> Exercise aim:
Reply with only the number of lines that contain the string "JSON".

Structured figure records

————

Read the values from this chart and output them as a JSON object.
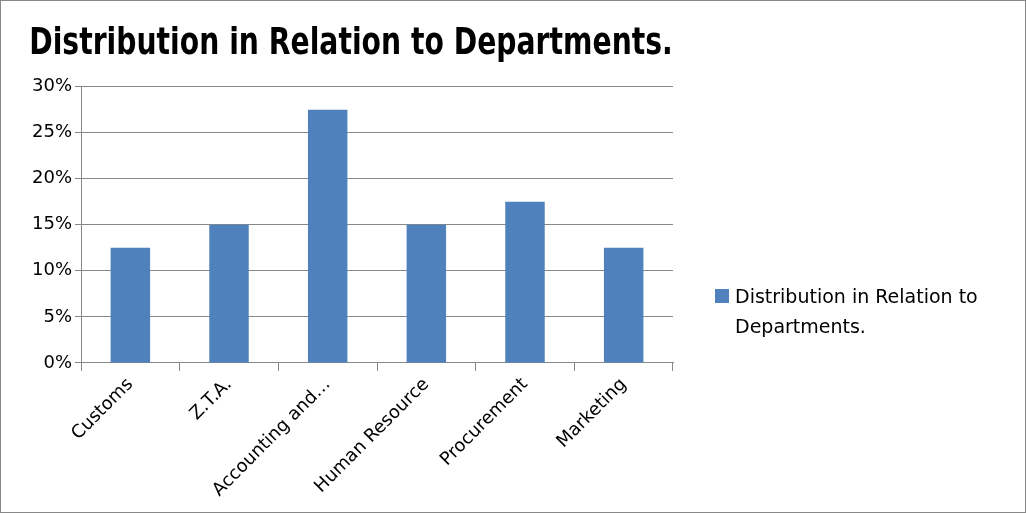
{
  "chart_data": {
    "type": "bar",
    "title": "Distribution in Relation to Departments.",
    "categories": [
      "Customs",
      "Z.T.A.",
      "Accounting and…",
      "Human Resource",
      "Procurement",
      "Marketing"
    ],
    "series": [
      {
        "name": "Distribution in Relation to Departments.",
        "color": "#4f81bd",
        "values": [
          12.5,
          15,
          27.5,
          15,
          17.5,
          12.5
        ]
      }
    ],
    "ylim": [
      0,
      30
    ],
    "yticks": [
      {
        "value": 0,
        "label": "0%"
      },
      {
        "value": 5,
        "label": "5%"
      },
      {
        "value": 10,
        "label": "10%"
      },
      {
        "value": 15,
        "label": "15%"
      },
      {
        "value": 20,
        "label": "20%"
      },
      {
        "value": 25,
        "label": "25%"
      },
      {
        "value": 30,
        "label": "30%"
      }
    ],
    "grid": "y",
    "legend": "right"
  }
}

————

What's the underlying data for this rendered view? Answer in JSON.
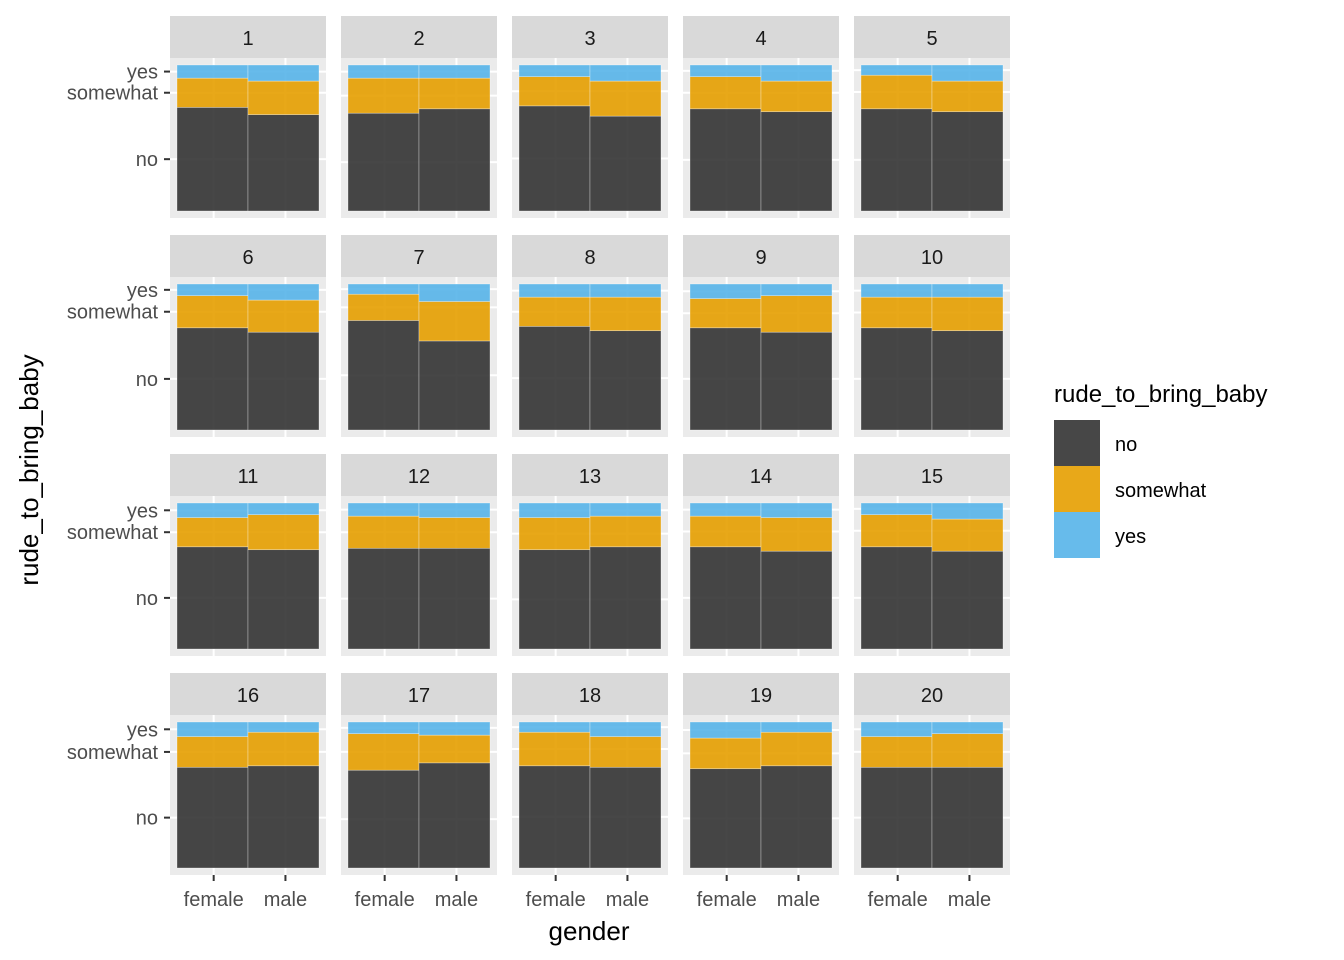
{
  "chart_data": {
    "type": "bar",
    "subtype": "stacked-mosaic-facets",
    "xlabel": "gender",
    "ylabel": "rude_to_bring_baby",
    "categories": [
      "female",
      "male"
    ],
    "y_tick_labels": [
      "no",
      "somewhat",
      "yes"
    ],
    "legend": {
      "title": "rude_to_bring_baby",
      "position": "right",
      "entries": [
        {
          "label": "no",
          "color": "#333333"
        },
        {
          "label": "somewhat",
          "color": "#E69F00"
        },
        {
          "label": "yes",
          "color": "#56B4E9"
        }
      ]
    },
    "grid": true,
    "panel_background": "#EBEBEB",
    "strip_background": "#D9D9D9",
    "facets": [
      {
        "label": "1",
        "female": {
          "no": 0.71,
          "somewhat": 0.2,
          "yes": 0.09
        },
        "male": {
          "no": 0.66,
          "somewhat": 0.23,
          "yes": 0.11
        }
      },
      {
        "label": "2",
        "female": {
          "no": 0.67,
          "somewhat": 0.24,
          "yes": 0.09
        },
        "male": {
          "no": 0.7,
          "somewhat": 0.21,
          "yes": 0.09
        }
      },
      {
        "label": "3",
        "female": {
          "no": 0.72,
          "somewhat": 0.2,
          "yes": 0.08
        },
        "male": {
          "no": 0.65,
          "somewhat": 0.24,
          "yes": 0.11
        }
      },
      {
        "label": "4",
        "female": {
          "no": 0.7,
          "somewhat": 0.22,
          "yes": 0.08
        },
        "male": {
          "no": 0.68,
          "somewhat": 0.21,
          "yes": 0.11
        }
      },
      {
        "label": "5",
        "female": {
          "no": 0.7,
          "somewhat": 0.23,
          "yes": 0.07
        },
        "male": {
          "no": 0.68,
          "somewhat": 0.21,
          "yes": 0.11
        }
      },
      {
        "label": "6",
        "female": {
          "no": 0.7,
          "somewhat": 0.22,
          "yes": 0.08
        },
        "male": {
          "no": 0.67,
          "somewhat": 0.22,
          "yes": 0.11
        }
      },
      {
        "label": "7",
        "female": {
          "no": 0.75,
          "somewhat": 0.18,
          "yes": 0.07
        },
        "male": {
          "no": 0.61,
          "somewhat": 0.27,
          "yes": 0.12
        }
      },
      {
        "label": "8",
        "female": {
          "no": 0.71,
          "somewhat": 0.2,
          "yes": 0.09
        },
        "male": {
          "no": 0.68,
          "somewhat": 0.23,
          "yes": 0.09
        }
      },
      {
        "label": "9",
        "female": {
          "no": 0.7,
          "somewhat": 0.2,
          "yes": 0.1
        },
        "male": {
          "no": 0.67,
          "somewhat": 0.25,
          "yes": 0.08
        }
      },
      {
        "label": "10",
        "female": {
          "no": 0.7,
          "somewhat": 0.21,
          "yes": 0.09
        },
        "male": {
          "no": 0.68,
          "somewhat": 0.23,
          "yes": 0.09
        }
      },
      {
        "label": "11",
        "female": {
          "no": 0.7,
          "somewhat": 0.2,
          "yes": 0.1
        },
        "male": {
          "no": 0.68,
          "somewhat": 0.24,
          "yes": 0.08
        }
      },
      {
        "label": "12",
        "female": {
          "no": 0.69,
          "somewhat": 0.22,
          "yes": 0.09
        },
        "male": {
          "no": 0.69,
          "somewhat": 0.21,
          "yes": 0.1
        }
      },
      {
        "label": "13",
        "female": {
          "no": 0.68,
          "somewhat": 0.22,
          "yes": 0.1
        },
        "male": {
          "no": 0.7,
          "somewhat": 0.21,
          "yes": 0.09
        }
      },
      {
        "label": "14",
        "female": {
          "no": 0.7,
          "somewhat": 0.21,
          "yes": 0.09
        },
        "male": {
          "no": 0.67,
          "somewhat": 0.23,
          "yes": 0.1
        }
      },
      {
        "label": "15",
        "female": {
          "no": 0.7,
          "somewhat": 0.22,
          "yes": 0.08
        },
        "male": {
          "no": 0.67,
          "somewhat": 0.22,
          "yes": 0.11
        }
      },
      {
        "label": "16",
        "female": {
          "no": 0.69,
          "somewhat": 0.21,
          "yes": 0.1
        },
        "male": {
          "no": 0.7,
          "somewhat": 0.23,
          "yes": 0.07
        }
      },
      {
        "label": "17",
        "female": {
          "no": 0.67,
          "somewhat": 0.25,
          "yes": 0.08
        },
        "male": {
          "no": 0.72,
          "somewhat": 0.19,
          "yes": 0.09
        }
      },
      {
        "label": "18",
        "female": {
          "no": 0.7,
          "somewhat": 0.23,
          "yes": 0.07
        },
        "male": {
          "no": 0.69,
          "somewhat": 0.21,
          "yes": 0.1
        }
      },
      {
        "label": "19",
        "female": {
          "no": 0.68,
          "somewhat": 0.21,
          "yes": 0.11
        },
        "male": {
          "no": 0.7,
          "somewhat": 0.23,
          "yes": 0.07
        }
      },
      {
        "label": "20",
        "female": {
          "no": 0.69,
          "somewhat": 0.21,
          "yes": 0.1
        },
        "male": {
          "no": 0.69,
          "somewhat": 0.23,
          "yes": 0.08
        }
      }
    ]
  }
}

————

> Result:
2